++++ Working data

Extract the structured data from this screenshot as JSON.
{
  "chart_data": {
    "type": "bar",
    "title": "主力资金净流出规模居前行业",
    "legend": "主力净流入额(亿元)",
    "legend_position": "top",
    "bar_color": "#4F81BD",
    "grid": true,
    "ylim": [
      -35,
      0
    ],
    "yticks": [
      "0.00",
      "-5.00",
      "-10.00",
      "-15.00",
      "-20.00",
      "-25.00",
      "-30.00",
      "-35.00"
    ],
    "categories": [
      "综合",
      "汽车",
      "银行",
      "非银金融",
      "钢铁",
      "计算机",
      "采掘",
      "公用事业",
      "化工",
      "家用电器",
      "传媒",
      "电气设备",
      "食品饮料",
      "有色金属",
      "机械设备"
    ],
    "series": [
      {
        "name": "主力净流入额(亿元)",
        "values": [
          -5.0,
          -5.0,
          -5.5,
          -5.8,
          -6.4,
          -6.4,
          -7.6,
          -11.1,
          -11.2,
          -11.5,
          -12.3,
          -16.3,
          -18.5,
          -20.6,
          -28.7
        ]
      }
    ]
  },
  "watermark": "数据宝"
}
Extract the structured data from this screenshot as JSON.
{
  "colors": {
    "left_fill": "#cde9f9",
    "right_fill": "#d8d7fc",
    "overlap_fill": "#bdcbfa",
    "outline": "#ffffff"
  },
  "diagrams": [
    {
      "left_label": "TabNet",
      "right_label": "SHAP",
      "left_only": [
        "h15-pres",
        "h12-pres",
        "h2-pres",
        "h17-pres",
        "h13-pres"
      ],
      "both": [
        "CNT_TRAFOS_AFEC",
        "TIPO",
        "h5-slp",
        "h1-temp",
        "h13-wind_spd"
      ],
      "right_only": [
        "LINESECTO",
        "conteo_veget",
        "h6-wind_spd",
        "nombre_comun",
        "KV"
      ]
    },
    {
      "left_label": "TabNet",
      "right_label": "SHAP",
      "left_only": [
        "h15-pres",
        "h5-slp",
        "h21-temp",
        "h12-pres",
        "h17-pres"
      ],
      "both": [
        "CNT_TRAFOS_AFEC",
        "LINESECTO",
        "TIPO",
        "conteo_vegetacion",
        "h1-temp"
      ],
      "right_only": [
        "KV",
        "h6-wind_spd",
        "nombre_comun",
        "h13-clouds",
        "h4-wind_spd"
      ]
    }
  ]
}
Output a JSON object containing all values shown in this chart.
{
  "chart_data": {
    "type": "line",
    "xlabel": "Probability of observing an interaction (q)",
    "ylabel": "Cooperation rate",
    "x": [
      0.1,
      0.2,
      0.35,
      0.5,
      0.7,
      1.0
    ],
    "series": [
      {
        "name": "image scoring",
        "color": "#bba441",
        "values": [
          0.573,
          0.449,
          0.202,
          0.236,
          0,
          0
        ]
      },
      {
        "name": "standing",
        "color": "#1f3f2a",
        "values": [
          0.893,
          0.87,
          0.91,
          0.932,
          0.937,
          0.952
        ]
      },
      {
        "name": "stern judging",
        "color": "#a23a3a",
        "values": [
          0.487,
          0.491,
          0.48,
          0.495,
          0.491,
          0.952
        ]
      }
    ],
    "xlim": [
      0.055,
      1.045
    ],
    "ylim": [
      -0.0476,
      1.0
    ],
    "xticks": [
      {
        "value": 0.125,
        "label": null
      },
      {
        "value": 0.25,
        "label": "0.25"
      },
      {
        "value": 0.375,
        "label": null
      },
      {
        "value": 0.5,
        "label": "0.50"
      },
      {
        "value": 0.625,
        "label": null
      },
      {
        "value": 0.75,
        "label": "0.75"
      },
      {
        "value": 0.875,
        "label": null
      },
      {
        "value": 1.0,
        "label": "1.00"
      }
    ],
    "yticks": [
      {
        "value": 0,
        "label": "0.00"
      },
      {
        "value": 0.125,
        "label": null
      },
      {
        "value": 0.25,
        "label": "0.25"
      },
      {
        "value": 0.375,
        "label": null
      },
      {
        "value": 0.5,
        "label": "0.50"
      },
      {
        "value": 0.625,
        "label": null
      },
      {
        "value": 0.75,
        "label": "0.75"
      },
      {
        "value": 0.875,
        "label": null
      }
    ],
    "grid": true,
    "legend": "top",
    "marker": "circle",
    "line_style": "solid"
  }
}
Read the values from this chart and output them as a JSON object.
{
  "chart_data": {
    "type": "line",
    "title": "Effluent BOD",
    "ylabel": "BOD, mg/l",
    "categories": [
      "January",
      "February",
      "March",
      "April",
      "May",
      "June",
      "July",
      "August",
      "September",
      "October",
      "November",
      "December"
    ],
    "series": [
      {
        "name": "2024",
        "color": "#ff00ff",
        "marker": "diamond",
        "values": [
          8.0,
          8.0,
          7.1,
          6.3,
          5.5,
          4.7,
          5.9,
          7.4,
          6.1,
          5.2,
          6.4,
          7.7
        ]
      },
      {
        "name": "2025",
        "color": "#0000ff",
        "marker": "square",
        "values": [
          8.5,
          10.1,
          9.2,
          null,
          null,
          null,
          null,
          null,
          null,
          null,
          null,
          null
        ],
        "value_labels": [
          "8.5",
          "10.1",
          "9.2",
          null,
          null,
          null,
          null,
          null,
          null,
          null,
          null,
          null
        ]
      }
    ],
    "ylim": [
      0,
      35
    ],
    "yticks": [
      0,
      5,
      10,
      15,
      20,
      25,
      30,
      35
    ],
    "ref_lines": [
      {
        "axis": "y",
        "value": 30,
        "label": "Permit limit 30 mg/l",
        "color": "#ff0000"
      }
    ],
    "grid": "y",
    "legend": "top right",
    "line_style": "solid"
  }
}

++++++++

> **Set task**:
Reproduce precisely the span of lines that begins at the line containing "Read the values" and ends with the last line of the listing.

> **Solution**:
Read the values from this chart and output them as a JSON object.
{
  "chart_data": {
    "type": "line",
    "title": "Effluent BOD",
    "ylabel": "BOD, mg/l",
    "categories": [
      "January",
      "February",
      "March",
      "April",
      "May",
      "June",
      "July",
      "August",
      "September",
      "October",
      "November",
      "December"
    ],
    "series": [
      {
        "name": "2024",
        "color": "#ff00ff",
        "marker": "diamond",
        "values": [
          8.0,
          8.0,
          7.1,
          6.3,
          5.5,
          4.7,
          5.9,
          7.4,
          6.1,
          5.2,
          6.4,
          7.7
        ]
      },
      {
        "name": "2025",
        "color": "#0000ff",
        "marker": "square",
        "values": [
          8.5,
          10.1,
          9.2,
          null,
          null,
          null,
          null,
          null,
          null,
          null,
          null,
          null
        ],
        "value_labels": [
          "8.5",
          "10.1",
          "9.2",
          null,
          null,
          null,
          null,
          null,
          null,
          null,
          null,
          null
        ]
      }
    ],
    "ylim": [
      0,
      35
    ],
    "yticks": [
      0,
      5,
      10,
      15,
      20,
      25,
      30,
      35
    ],
    "ref_lines": [
      {
        "axis": "y",
        "value": 30,
        "label": "Permit limit 30 mg/l",
        "color": "#ff0000"
      }
    ],
    "grid": "y",
    "legend": "top right",
    "line_style": "solid"
  }
}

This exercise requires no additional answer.